## Exercise requirements
Write out the entire listing below exactly as it appears, minus any pictures.

━━━ Listed records

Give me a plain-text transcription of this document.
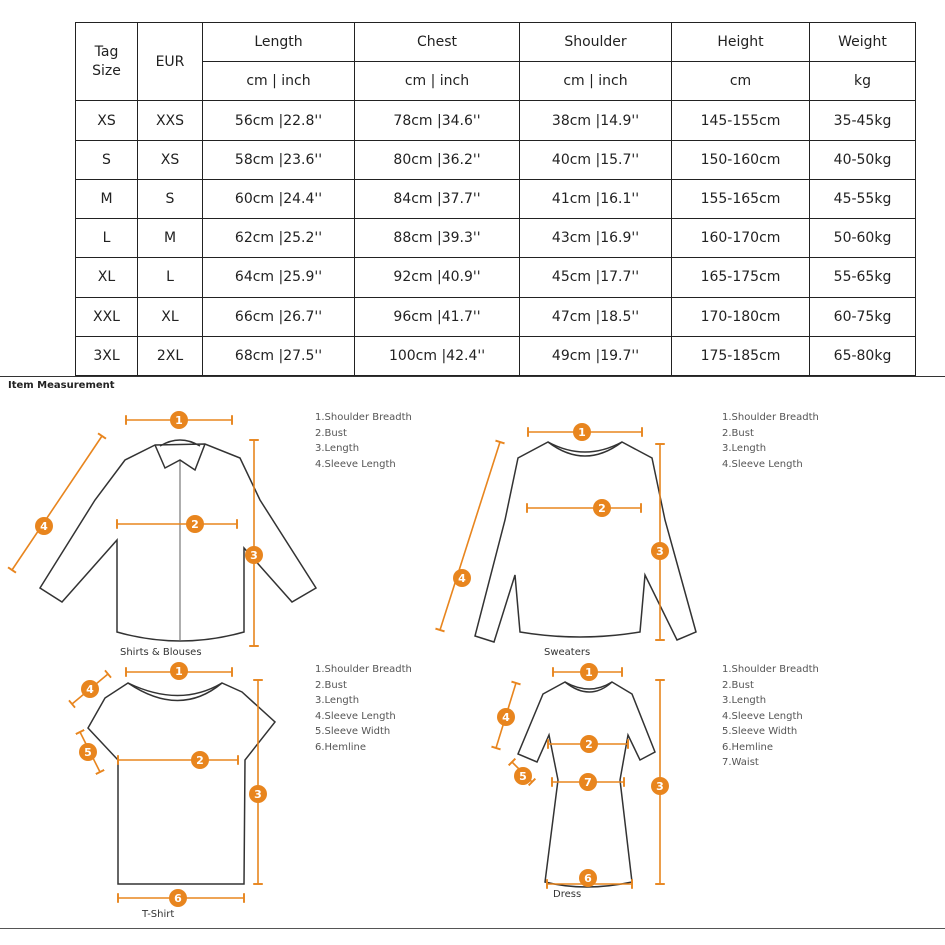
Tag Size	EUR	Length	Chest	Shoulder	Height	Weight
		cm | inch	cm | inch	cm | inch	cm	kg
XS	XXS	56cm |22.8''	78cm |34.6''	38cm |14.9''	145-155cm	35-45kg
S	XS	58cm |23.6''	80cm |36.2''	40cm |15.7''	150-160cm	40-50kg
M	S	60cm |24.4''	84cm |37.7''	41cm |16.1''	155-165cm	45-55kg
L	M	62cm |25.2''	88cm |39.3''	43cm |16.9''	160-170cm	50-60kg
XL	L	64cm |25.9''	92cm |40.9''	45cm |17.7''	165-175cm	55-65kg
XXL	XL	66cm |26.7''	96cm |41.7''	47cm |18.5''	170-180cm	60-75kg
3XL	2XL	68cm |27.5''	100cm |42.4''	49cm |19.7''	175-185cm	65-80kg
Item Measurement
1
2
3
4
1
2
3
4
1
2
3
4
5
6
1
2
3
4
5
6
7
1.Shoulder Breadth
2.Bust
3.Length
4.Sleeve Length
1.Shoulder Breadth
2.Bust
3.Length
4.Sleeve Length
1.Shoulder Breadth
2.Bust
3.Length
4.Sleeve Length
5.Sleeve Width
6.Hemline
1.Shoulder Breadth
2.Bust
3.Length
4.Sleeve Length
5.Sleeve Width
6.Hemline
7.Waist
Shirts & Blouses	Sweaters
T-Shirt
Dress
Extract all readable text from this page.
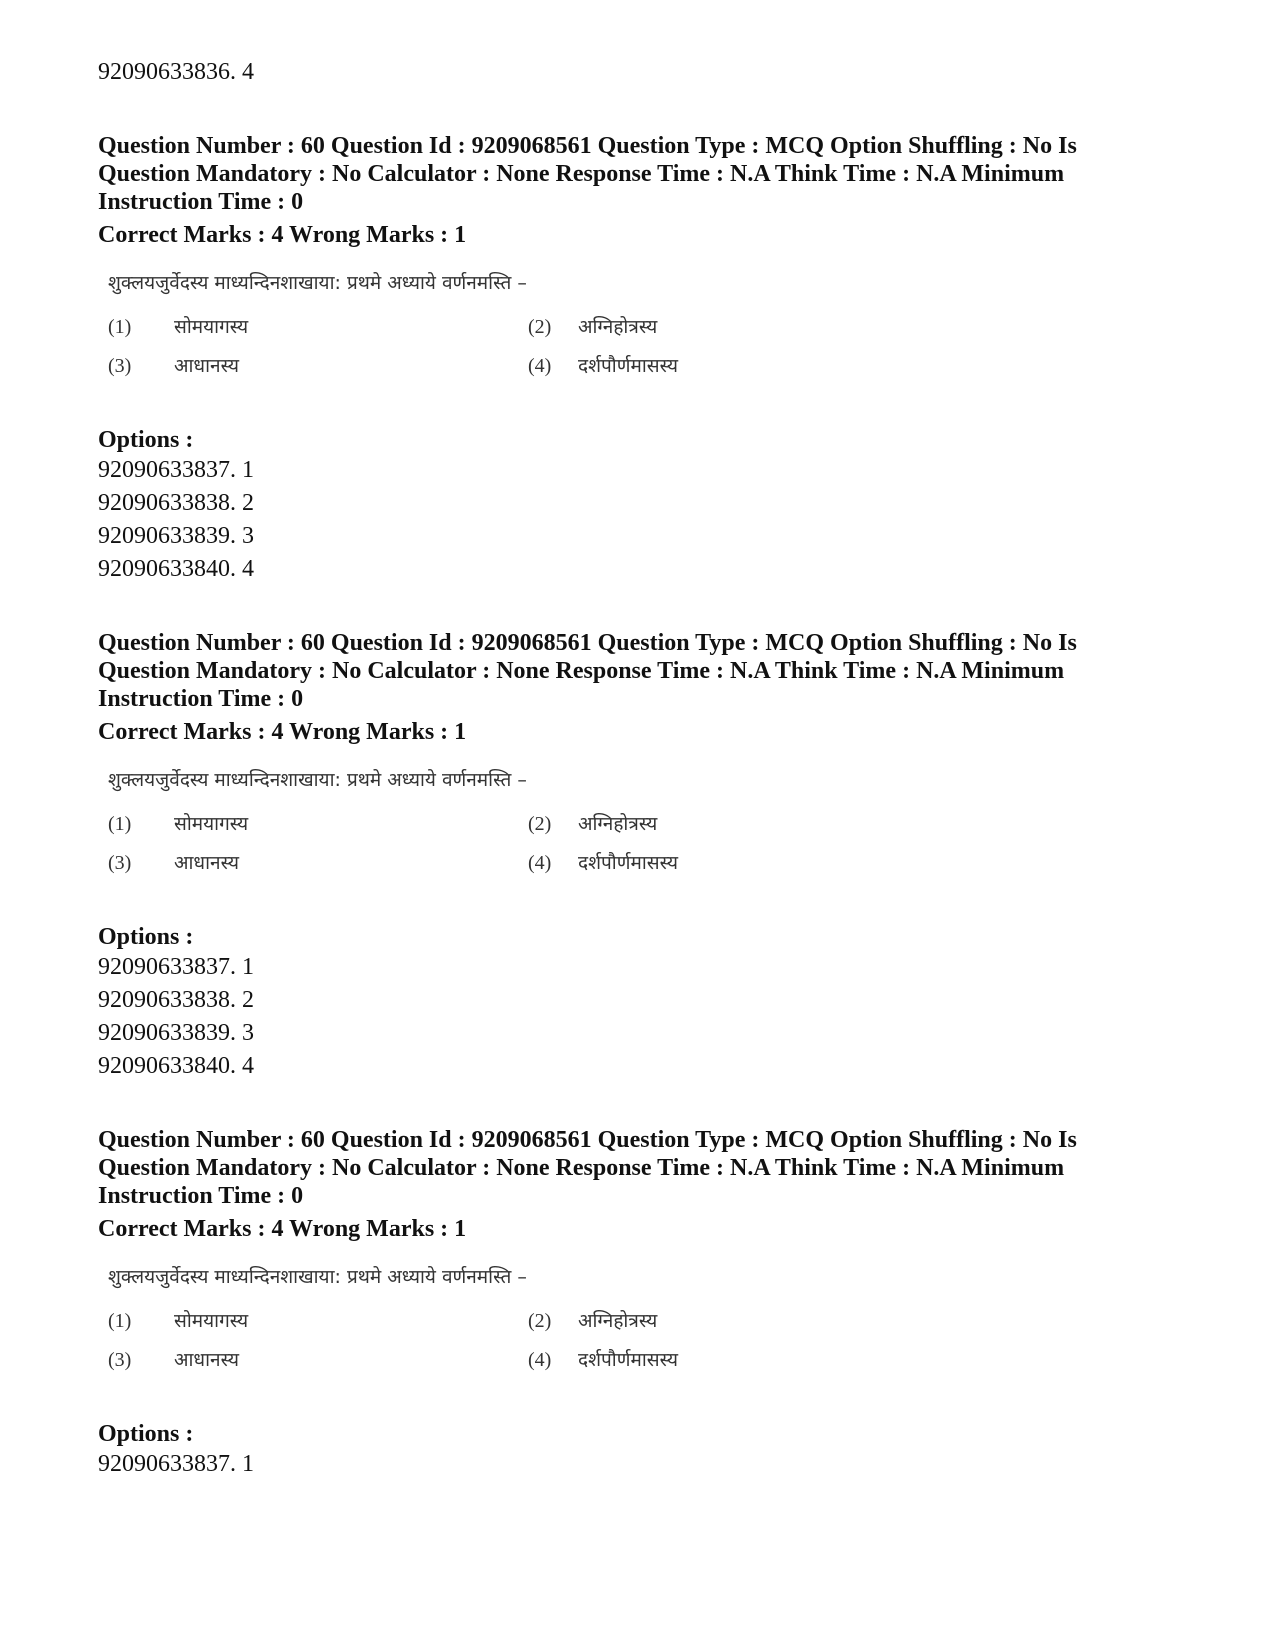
92090633836. 4

Question Number : 60 Question Id : 9209068561 Question Type : MCQ Option Shuffling : No Is

Question Mandatory : No Calculator : None Response Time : N.A Think Time : N.A Minimum

Instruction Time : 0

Correct Marks : 4 Wrong Marks : 1

शुक्लयजुर्वेदस्य माध्यन्दिनशाखाया: प्रथमे अध्याये वर्णनमस्ति –
(1) सोमयागस्य	(2) अग्निहोत्रस्य
(3) आधानस्य	(4) दर्शपौर्णमासस्य

Options :

92090633837. 1

92090633838. 2

92090633839. 3

92090633840. 4

Question Number : 60 Question Id : 9209068561 Question Type : MCQ Option Shuffling : No Is

Question Mandatory : No Calculator : None Response Time : N.A Think Time : N.A Minimum

Instruction Time : 0

Correct Marks : 4 Wrong Marks : 1

शुक्लयजुर्वेदस्य माध्यन्दिनशाखाया: प्रथमे अध्याये वर्णनमस्ति –
(1) सोमयागस्य	(2) अग्निहोत्रस्य
(3) आधानस्य	(4) दर्शपौर्णमासस्य

Options :

92090633837. 1

92090633838. 2

92090633839. 3

92090633840. 4

Question Number : 60 Question Id : 9209068561 Question Type : MCQ Option Shuffling : No Is

Question Mandatory : No Calculator : None Response Time : N.A Think Time : N.A Minimum

Instruction Time : 0

Correct Marks : 4 Wrong Marks : 1

शुक्लयजुर्वेदस्य माध्यन्दिनशाखाया: प्रथमे अध्याये वर्णनमस्ति –
(1) सोमयागस्य	(2) अग्निहोत्रस्य
(3) आधानस्य	(4) दर्शपौर्णमासस्य

Options :

92090633837. 1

━━━━━━

## Problem solution
Give me a plain-text transcription of this document.
Tag Size	EUR	Length	Chest	Shoulder	Height	Weight
		cm | inch	cm | inch	cm | inch	cm	kg
XS	XXS	56cm |22.8''	78cm |34.6''	38cm |14.9''	145-155cm	35-45kg
S	XS	58cm |23.6''	80cm |36.2''	40cm |15.7''	150-160cm	40-50kg
M	S	60cm |24.4''	84cm |37.7''	41cm |16.1''	155-165cm	45-55kg
L	M	62cm |25.2''	88cm |39.3''	43cm |16.9''	160-170cm	50-60kg
XL	L	64cm |25.9''	92cm |40.9''	45cm |17.7''	165-175cm	55-65kg
XXL	XL	66cm |26.7''	96cm |41.7''	47cm |18.5''	170-180cm	60-75kg
3XL	2XL	68cm |27.5''	100cm |42.4''	49cm |19.7''	175-185cm	65-80kg
Item Measurement
1
2
3
4
1
2
3
4
1
2
3
4
5
6
1
2
3
4
5
6
7
1.Shoulder Breadth
2.Bust
3.Length
4.Sleeve Length
1.Shoulder Breadth
2.Bust
3.Length
4.Sleeve Length
1.Shoulder Breadth
2.Bust
3.Length
4.Sleeve Length
5.Sleeve Width
6.Hemline
1.Shoulder Breadth
2.Bust
3.Length
4.Sleeve Length
5.Sleeve Width
6.Hemline
7.Waist
Shirts & Blouses	Sweaters
T-Shirt
Dress
Extract all readable text from this page.
92090633836. 4

Question Number : 60 Question Id : 9209068561 Question Type : MCQ Option Shuffling : No Is

Question Mandatory : No Calculator : None Response Time : N.A Think Time : N.A Minimum

Instruction Time : 0

Correct Marks : 4 Wrong Marks : 1

शुक्लयजुर्वेदस्य माध्यन्दिनशाखाया: प्रथमे अध्याये वर्णनमस्ति –
(1) सोमयागस्य	(2) अग्निहोत्रस्य
(3) आधानस्य	(4) दर्शपौर्णमासस्य

Options :

92090633837. 1

92090633838. 2

92090633839. 3

92090633840. 4

Question Number : 60 Question Id : 9209068561 Question Type : MCQ Option Shuffling : No Is

Question Mandatory : No Calculator : None Response Time : N.A Think Time : N.A Minimum

Instruction Time : 0

Correct Marks : 4 Wrong Marks : 1

शुक्लयजुर्वेदस्य माध्यन्दिनशाखाया: प्रथमे अध्याये वर्णनमस्ति –
(1) सोमयागस्य	(2) अग्निहोत्रस्य
(3) आधानस्य	(4) दर्शपौर्णमासस्य

Options :

92090633837. 1

92090633838. 2

92090633839. 3

92090633840. 4

Question Number : 60 Question Id : 9209068561 Question Type : MCQ Option Shuffling : No Is

Question Mandatory : No Calculator : None Response Time : N.A Think Time : N.A Minimum

Instruction Time : 0

Correct Marks : 4 Wrong Marks : 1

शुक्लयजुर्वेदस्य माध्यन्दिनशाखाया: प्रथमे अध्याये वर्णनमस्ति –
(1) सोमयागस्य	(2) अग्निहोत्रस्य
(3) आधानस्य	(4) दर्शपौर्णमासस्य

Options :

92090633837. 1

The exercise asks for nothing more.